* **Entries shown**:
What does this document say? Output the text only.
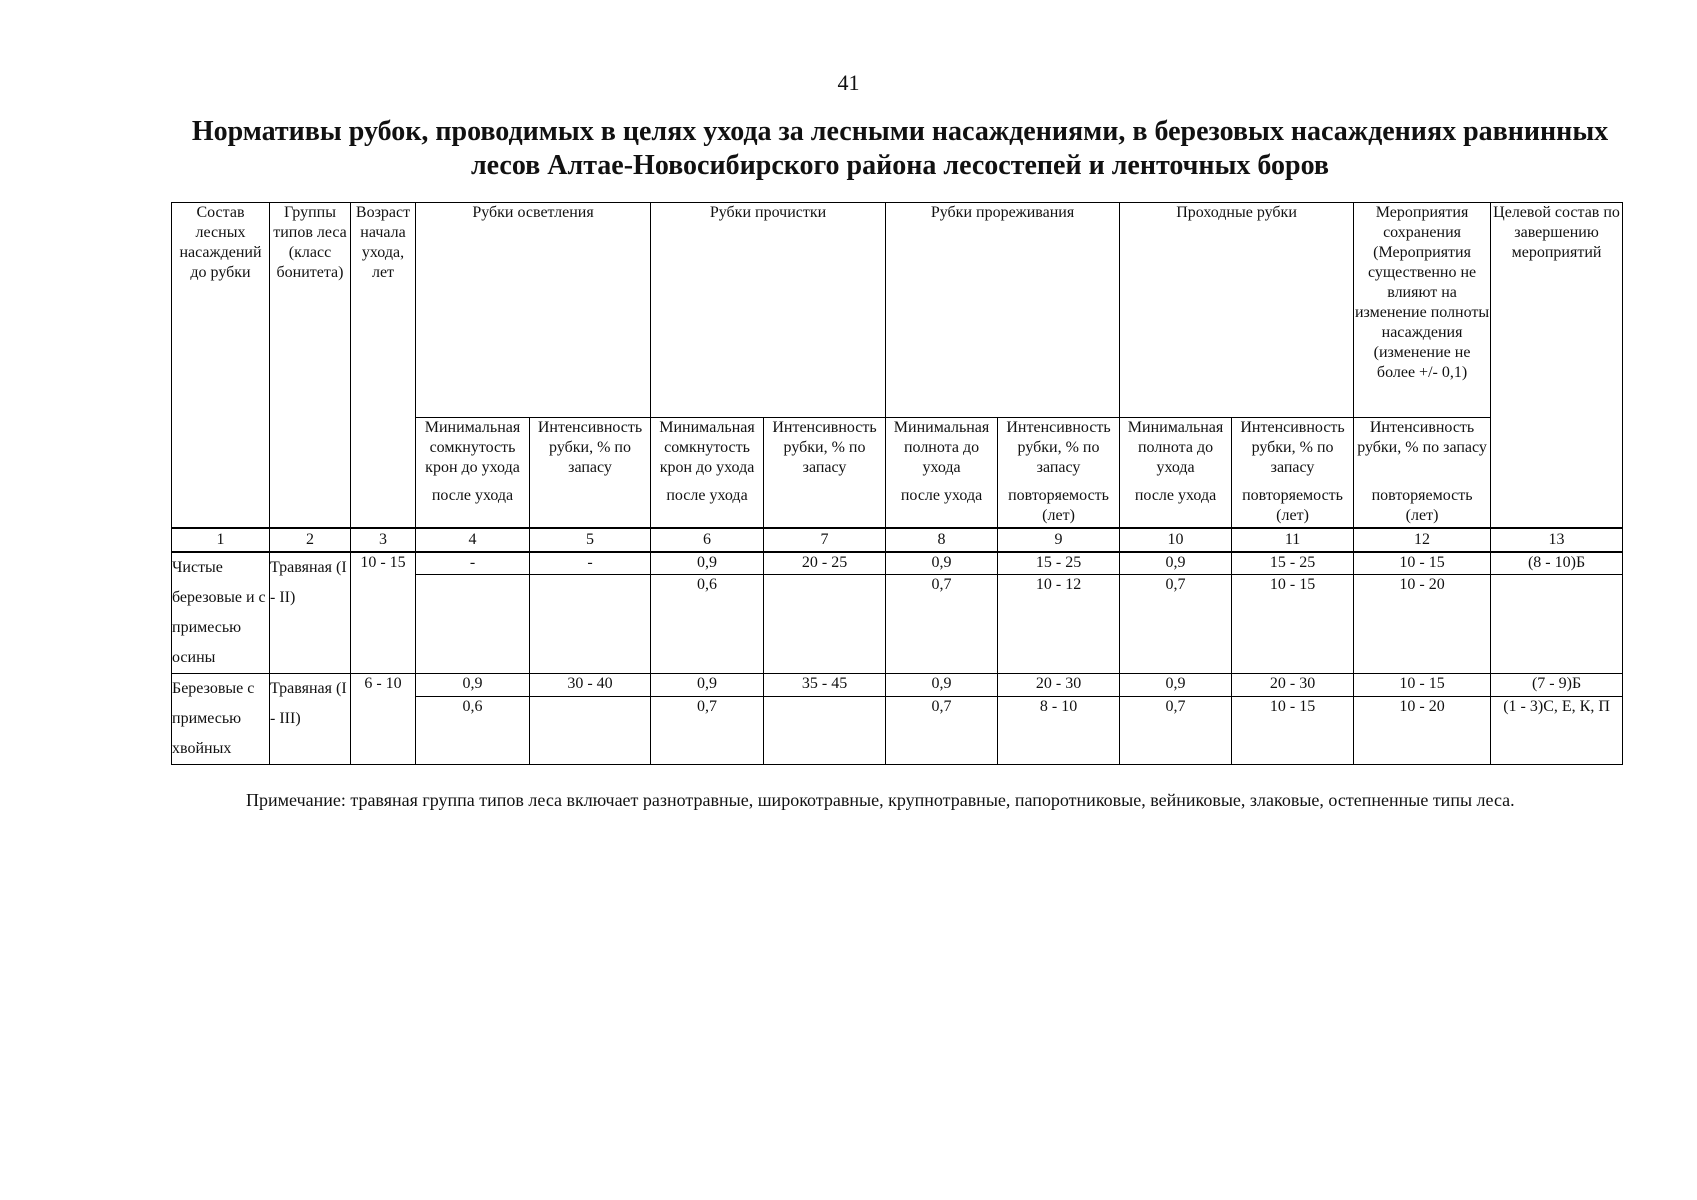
41
Нормативы рубок, проводимых в целях ухода за лесными насаждениями, в березовых насаждениях равнинных
лесов Алтае-Новосибирского района лесостепей и ленточных боров
Состав лесных насаждений до рубки	Группы типов леса (класс бонитета)	Возраст начала ухода, лет	Рубки осветления		Рубки прочистки		Рубки прореживания		Проходные рубки		Мероприятия сохранения (Мероприятия существенно не влияют на изменение полноты насаждения (изменение не более +/- 0,1)	Целевой состав по завершению мероприятий
			Минимальная сомкнутость крон до ухода	Интенсивность рубки, % по запасу	Минимальная сомкнутость крон до ухода	Интенсивность рубки, % по запасу	Минимальная полнота до ухода	Интенсивность рубки, % по запасу	Минимальная полнота до ухода	Интенсивность рубки, % по запасу	Интенсивность рубки, % по запасу	
			после ухода		после ухода		после ухода	повторяемость (лет)	после ухода	повторяемость (лет)	повторяемость (лет)	
1	2	3	4	5	6	7	8	9	10	11	12	13
Чистые березовые и с примесью осины	Травяная (I - II)	10 - 15	-	-	0,9	20 - 25	0,9	15 - 25	0,9	15 - 25	10 - 15	(8 - 10)Б
					0,6		0,7	10 - 12	0,7	10 - 15	10 - 20	
Березовые с примесью хвойных	Травяная (I - III)	6 - 10	0,9	30 - 40	0,9	35 - 45	0,9	20 - 30	0,9	20 - 30	10 - 15	(7 - 9)Б
			0,6		0,7		0,7	8 - 10	0,7	10 - 15	10 - 20	(1 - 3)С, Е, К, П
Примечание: травяная группа типов леса включает разнотравные, широкотравные, крупнотравные, папоротниковые, вейниковые, злаковые, остепненные типы леса.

* **Aim of the task**: Pull out every line above that holds the word "ухода".

* **Exercise response**:
Нормативы рубок, проводимых в целях ухода за лесными насаждениями, в березовых насаждениях равнинных
Состав лесных насаждений до рубки	Группы типов леса (класс бонитета)	Возраст начала ухода, лет	Рубки осветления		Рубки прочистки		Рубки прореживания		Проходные рубки		Мероприятия сохранения (Мероприятия существенно не влияют на изменение полноты насаждения (изменение не более +/- 0,1)	Целевой состав по завершению мероприятий
			Минимальная сомкнутость крон до ухода	Интенсивность рубки, % по запасу	Минимальная сомкнутость крон до ухода	Интенсивность рубки, % по запасу	Минимальная полнота до ухода	Интенсивность рубки, % по запасу	Минимальная полнота до ухода	Интенсивность рубки, % по запасу	Интенсивность рубки, % по запасу	
			после ухода		после ухода		после ухода	повторяемость (лет)	после ухода	повторяемость (лет)	повторяемость (лет)	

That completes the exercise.